Work to do:
Retype the data that follows line by line, exactly, and leave its pictures out.

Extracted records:
====

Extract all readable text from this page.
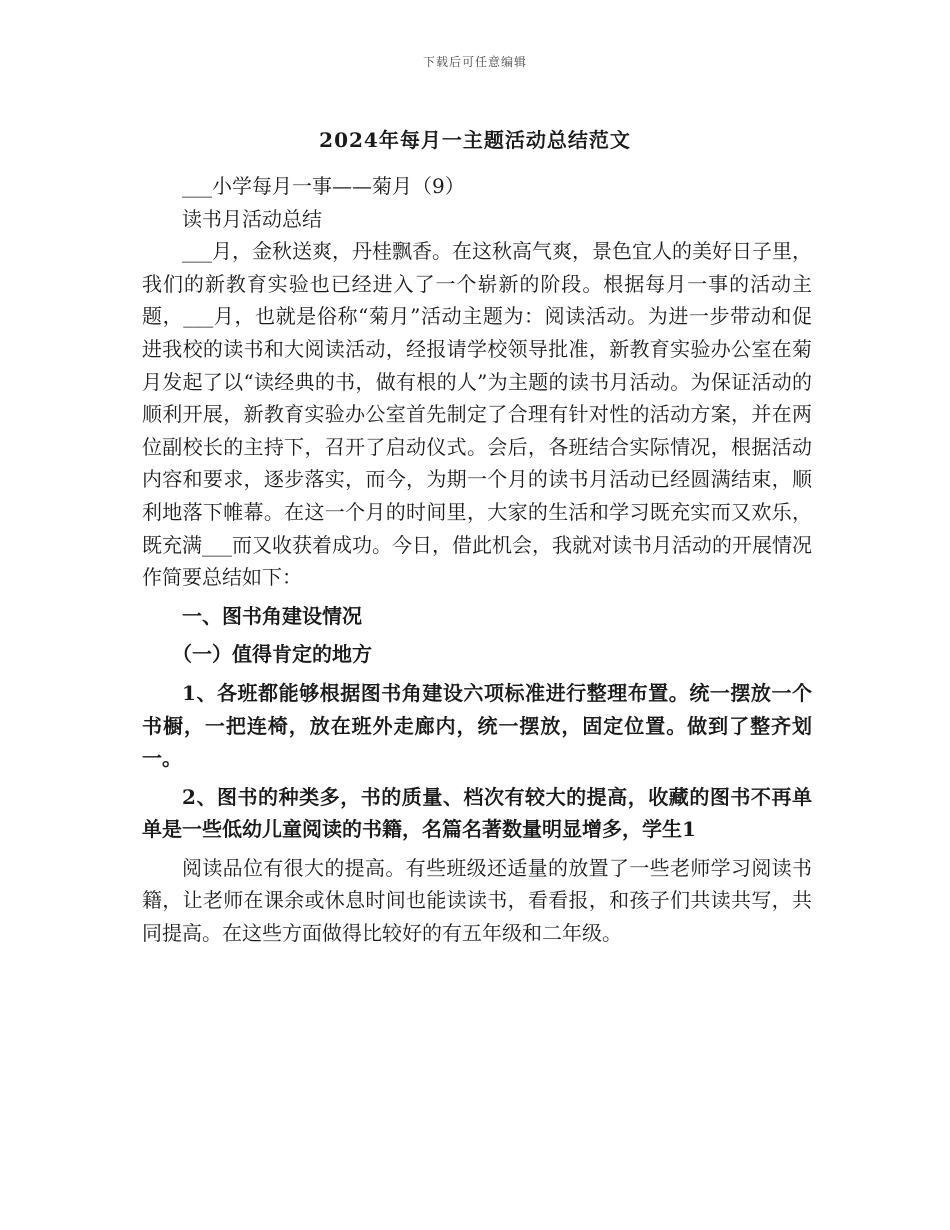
下载后可任意编辑
2024年每月一主题活动总结范文

___小学每月一事——菊月（9）

读书月活动总结

___月，金秋送爽，丹桂飘香。在这秋高气爽，景色宜人的美好日子里，我们的新教育实验也已经进入了一个崭新的阶段。根据每月一事的活动主题，___月，也就是俗称“菊月”活动主题为：阅读活动。为进一步带动和促进我校的读书和大阅读活动，经报请学校领导批准，新教育实验办公室在菊月发起了以“读经典的书，做有根的人”为主题的读书月活动。为保证活动的顺利开展，新教育实验办公室首先制定了合理有针对性的活动方案，并在两位副校长的主持下，召开了启动仪式。会后，各班结合实际情况，根据活动内容和要求，逐步落实，而今，为期一个月的读书月活动已经圆满结束，顺利地落下帷幕。在这一个月的时间里，大家的生活和学习既充实而又欢乐，既充满___而又收获着成功。今日，借此机会，我就对读书月活动的开展情况作简要总结如下：

一、图书角建设情况

（一）值得肯定的地方

1、各班都能够根据图书角建设六项标准进行整理布置。统一摆放一个书橱，一把连椅，放在班外走廊内，统一摆放，固定位置。做到了整齐划一。

2、图书的种类多，书的质量、档次有较大的提高，收藏的图书不再单单是一些低幼儿童阅读的书籍，名篇名著数量明显增多，学生1

阅读品位有很大的提高。有些班级还适量的放置了一些老师学习阅读书籍，让老师在课余或休息时间也能读读书，看看报，和孩子们共读共写，共同提高。在这些方面做得比较好的有五年级和二年级。
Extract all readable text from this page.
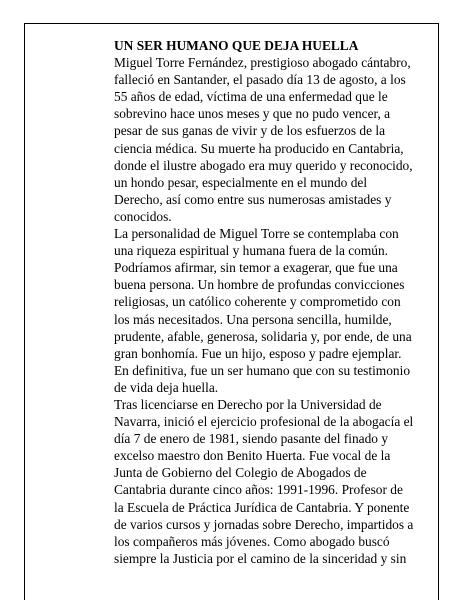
UN SER HUMANO QUE DEJA HUELLA

Miguel Torre Fernández, prestigioso abogado cántabro,
falleció en Santander, el pasado día 13 de agosto, a los
55 años de edad, víctima de una enfermedad que le
sobrevino hace unos meses y que no pudo vencer, a
pesar de sus ganas de vivir y de los esfuerzos de la
ciencia médica. Su muerte ha producido en Cantabria,
donde el ilustre abogado era muy querido y reconocido,
un hondo pesar, especialmente en el mundo del
Derecho, así como entre sus numerosas amistades y
conocidos.

La personalidad de Miguel Torre se contemplaba con
una riqueza espiritual y humana fuera de la común.
Podríamos afirmar, sin temor a exagerar, que fue una
buena persona. Un hombre de profundas convicciones
religiosas, un católico coherente y comprometido con
los más necesitados. Una persona sencilla, humilde,
prudente, afable, generosa, solidaria y, por ende, de una
gran bonhomía. Fue un hijo, esposo y padre ejemplar.
En definitiva, fue un ser humano que con su testimonio
de vida deja huella.

Tras licenciarse en Derecho por la Universidad de
Navarra, inició el ejercicio profesional de la abogacía el
día 7 de enero de 1981, siendo pasante del finado y
excelso maestro don Benito Huerta. Fue vocal de la
Junta de Gobierno del Colegio de Abogados de
Cantabria durante cinco años: 1991-1996. Profesor de
la Escuela de Práctica Jurídica de Cantabria. Y ponente
de varios cursos y jornadas sobre Derecho, impartidos a
los compañeros más jóvenes. Como abogado buscó
siempre la Justicia por el camino de la sinceridad y sin
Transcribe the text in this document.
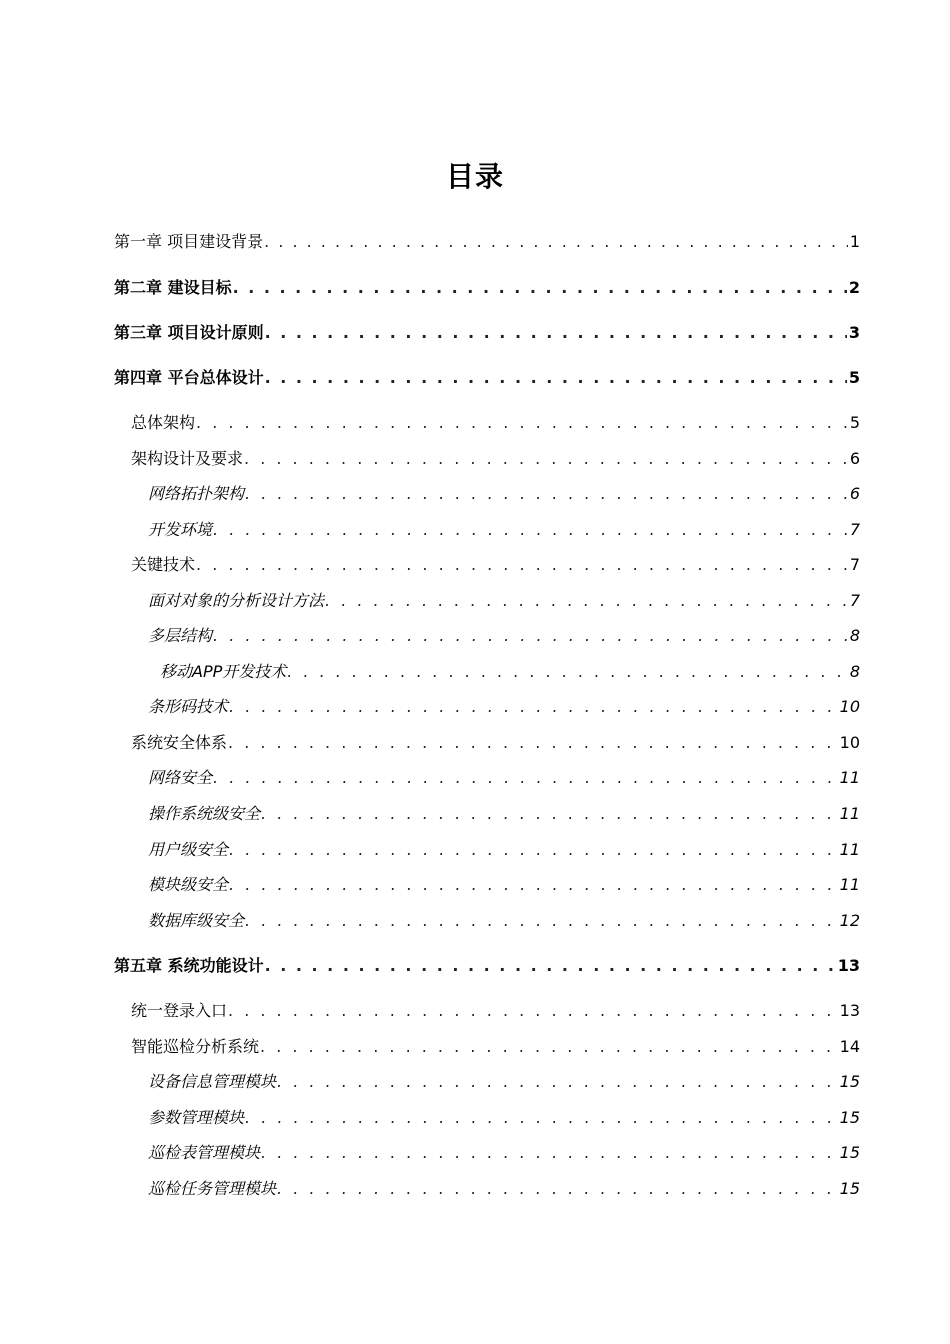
目录
第一章 项目建设背景 . . .	1
第二章 建设目标 . . .	2
第三章 项目设计原则 . . .	3
第四章 平台总体设计 . . .	5
总体架构 . . .	5
架构设计及要求 . . .	6
网络拓扑架构 . . .	6
开发环境 . . .	7
关键技术 . . .	7
面对对象的分析设计方法 . . .	7
多层结构 . . .	8
移动APP开发技术 . . .	8
条形码技术 . . .	10
系统安全体系 . . .	10
网络安全 . . .	11
操作系统级安全 . . .	11
用户级安全 . . .	11
模块级安全 . . .	11
数据库级安全 . . .	12
第五章 系统功能设计 . . .	13
统一登录入口 . . .	13
智能巡检分析系统 . . .	14
设备信息管理模块 . . .	15
参数管理模块 . . .	15
巡检表管理模块 . . .	15
巡检任务管理模块 . . .	15
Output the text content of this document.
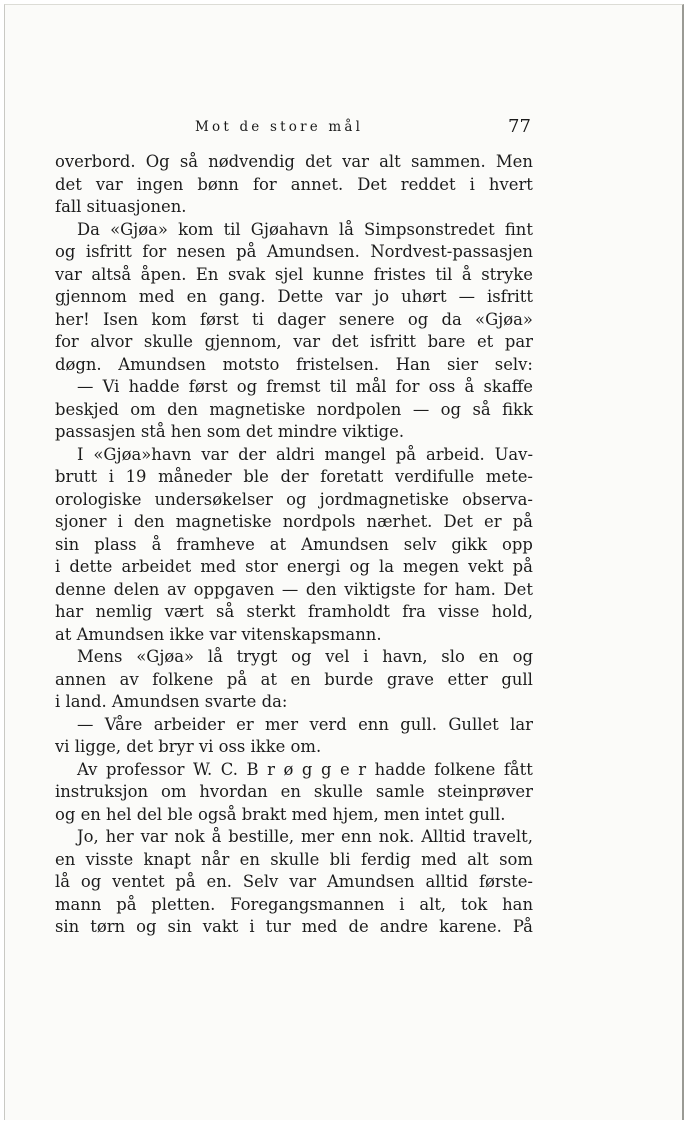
Mot de store mål	77
overbord. Og så nødvendig det var alt sammen. Men
det var ingen bønn for annet. Det reddet i hvert
fall situasjonen.
Da «Gjøa» kom til Gjøahavn lå Simpsonstredet fint
og isfritt for nesen på Amundsen. Nordvest-passasjen
var altså åpen. En svak sjel kunne fristes til å stryke
gjennom med en gang. Dette var jo uhørt — isfritt
her! Isen kom først ti dager senere og da «Gjøa»
for alvor skulle gjennom, var det isfritt bare et par
døgn. Amundsen motsto fristelsen. Han sier selv:
— Vi hadde først og fremst til mål for oss å skaffe
beskjed om den magnetiske nordpolen — og så fikk
passasjen stå hen som det mindre viktige.
I «Gjøa»havn var der aldri mangel på arbeid. Uav-
brutt i 19 måneder ble der foretatt verdifulle mete-
orologiske undersøkelser og jordmagnetiske observa-
sjoner i den magnetiske nordpols nærhet. Det er på
sin plass å framheve at Amundsen selv gikk opp
i dette arbeidet med stor energi og la megen vekt på
denne delen av oppgaven — den viktigste for ham. Det
har nemlig vært så sterkt framholdt fra visse hold,
at Amundsen ikke var vitenskapsmann.
Mens «Gjøa» lå trygt og vel i havn, slo en og
annen av folkene på at en burde grave etter gull
i land. Amundsen svarte da:
— Våre arbeider er mer verd enn gull. Gullet lar
vi ligge, det bryr vi oss ikke om.
Av professor W. C. B r ø g g e r hadde folkene fått
instruksjon om hvordan en skulle samle steinprøver
og en hel del ble også brakt med hjem, men intet gull.
Jo, her var nok å bestille, mer enn nok. Alltid travelt,
en visste knapt når en skulle bli ferdig med alt som
lå og ventet på en. Selv var Amundsen alltid første-
mann på pletten. Foregangsmannen i alt, tok han
sin tørn og sin vakt i tur med de andre karene. På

====

Written response:
Extract all readable text from this page.
下载后可任意编辑
2024年每月一主题活动总结范文

___小学每月一事——菊月（9）

读书月活动总结

___月，金秋送爽，丹桂飘香。在这秋高气爽，景色宜人的美好日子里，我们的新教育实验也已经进入了一个崭新的阶段。根据每月一事的活动主题，___月，也就是俗称“菊月”活动主题为：阅读活动。为进一步带动和促进我校的读书和大阅读活动，经报请学校领导批准，新教育实验办公室在菊月发起了以“读经典的书，做有根的人”为主题的读书月活动。为保证活动的顺利开展，新教育实验办公室首先制定了合理有针对性的活动方案，并在两位副校长的主持下，召开了启动仪式。会后，各班结合实际情况，根据活动内容和要求，逐步落实，而今，为期一个月的读书月活动已经圆满结束，顺利地落下帷幕。在这一个月的时间里，大家的生活和学习既充实而又欢乐，既充满___而又收获着成功。今日，借此机会，我就对读书月活动的开展情况作简要总结如下：

一、图书角建设情况

（一）值得肯定的地方

1、各班都能够根据图书角建设六项标准进行整理布置。统一摆放一个书橱，一把连椅，放在班外走廊内，统一摆放，固定位置。做到了整齐划一。

2、图书的种类多，书的质量、档次有较大的提高，收藏的图书不再单单是一些低幼儿童阅读的书籍，名篇名著数量明显增多，学生1

阅读品位有很大的提高。有些班级还适量的放置了一些老师学习阅读书籍，让老师在课余或休息时间也能读读书，看看报，和孩子们共读共写，共同提高。在这些方面做得比较好的有五年级和二年级。
Extract all readable text from this page.
UN SER HUMANO QUE DEJA HUELLA

Miguel Torre Fernández, prestigioso abogado cántabro,
falleció en Santander, el pasado día 13 de agosto, a los
55 años de edad, víctima de una enfermedad que le
sobrevino hace unos meses y que no pudo vencer, a
pesar de sus ganas de vivir y de los esfuerzos de la
ciencia médica. Su muerte ha producido en Cantabria,
donde el ilustre abogado era muy querido y reconocido,
un hondo pesar, especialmente en el mundo del
Derecho, así como entre sus numerosas amistades y
conocidos.

La personalidad de Miguel Torre se contemplaba con
una riqueza espiritual y humana fuera de la común.
Podríamos afirmar, sin temor a exagerar, que fue una
buena persona. Un hombre de profundas convicciones
religiosas, un católico coherente y comprometido con
los más necesitados. Una persona sencilla, humilde,
prudente, afable, generosa, solidaria y, por ende, de una
gran bonhomía. Fue un hijo, esposo y padre ejemplar.
En definitiva, fue un ser humano que con su testimonio
de vida deja huella.

Tras licenciarse en Derecho por la Universidad de
Navarra, inició el ejercicio profesional de la abogacía el
día 7 de enero de 1981, siendo pasante del finado y
excelso maestro don Benito Huerta. Fue vocal de la
Junta de Gobierno del Colegio de Abogados de
Cantabria durante cinco años: 1991-1996. Profesor de
la Escuela de Práctica Jurídica de Cantabria. Y ponente
de varios cursos y jornadas sobre Derecho, impartidos a
los compañeros más jóvenes. Como abogado buscó
siempre la Justicia por el camino de la sinceridad y sin
Transcribe the text in this document.
目录
第一章 项目建设背景 . . .	1
第二章 建设目标 . . .	2
第三章 项目设计原则 . . .	3
第四章 平台总体设计 . . .	5
总体架构 . . .	5
架构设计及要求 . . .	6
网络拓扑架构 . . .	6
开发环境 . . .	7
关键技术 . . .	7
面对对象的分析设计方法 . . .	7
多层结构 . . .	8
移动APP开发技术 . . .	8
条形码技术 . . .	10
系统安全体系 . . .	10
网络安全 . . .	11
操作系统级安全 . . .	11
用户级安全 . . .	11
模块级安全 . . .	11
数据库级安全 . . .	12
第五章 系统功能设计 . . .	13
统一登录入口 . . .	13
智能巡检分析系统 . . .	14
设备信息管理模块 . . .	15
参数管理模块 . . .	15
巡检表管理模块 . . .	15
巡检任务管理模块 . . .	15
Output the text content of this document.
Mot de store mål	77
overbord. Og så nødvendig det var alt sammen. Men
det var ingen bønn for annet. Det reddet i hvert
fall situasjonen.
Da «Gjøa» kom til Gjøahavn lå Simpsonstredet fint
og isfritt for nesen på Amundsen. Nordvest-passasjen
var altså åpen. En svak sjel kunne fristes til å stryke
gjennom med en gang. Dette var jo uhørt — isfritt
her! Isen kom først ti dager senere og da «Gjøa»
for alvor skulle gjennom, var det isfritt bare et par
døgn. Amundsen motsto fristelsen. Han sier selv:
— Vi hadde først og fremst til mål for oss å skaffe
beskjed om den magnetiske nordpolen — og så fikk
passasjen stå hen som det mindre viktige.
I «Gjøa»havn var der aldri mangel på arbeid. Uav-
brutt i 19 måneder ble der foretatt verdifulle mete-
orologiske undersøkelser og jordmagnetiske observa-
sjoner i den magnetiske nordpols nærhet. Det er på
sin plass å framheve at Amundsen selv gikk opp
i dette arbeidet med stor energi og la megen vekt på
denne delen av oppgaven — den viktigste for ham. Det
har nemlig vært så sterkt framholdt fra visse hold,
at Amundsen ikke var vitenskapsmann.
Mens «Gjøa» lå trygt og vel i havn, slo en og
annen av folkene på at en burde grave etter gull
i land. Amundsen svarte da:
— Våre arbeider er mer verd enn gull. Gullet lar
vi ligge, det bryr vi oss ikke om.
Av professor W. C. B r ø g g e r hadde folkene fått
instruksjon om hvordan en skulle samle steinprøver
og en hel del ble også brakt med hjem, men intet gull.
Jo, her var nok å bestille, mer enn nok. Alltid travelt,
en visste knapt når en skulle bli ferdig med alt som
lå og ventet på en. Selv var Amundsen alltid første-
mann på pletten. Foregangsmannen i alt, tok han
sin tørn og sin vakt i tur med de andre karene. På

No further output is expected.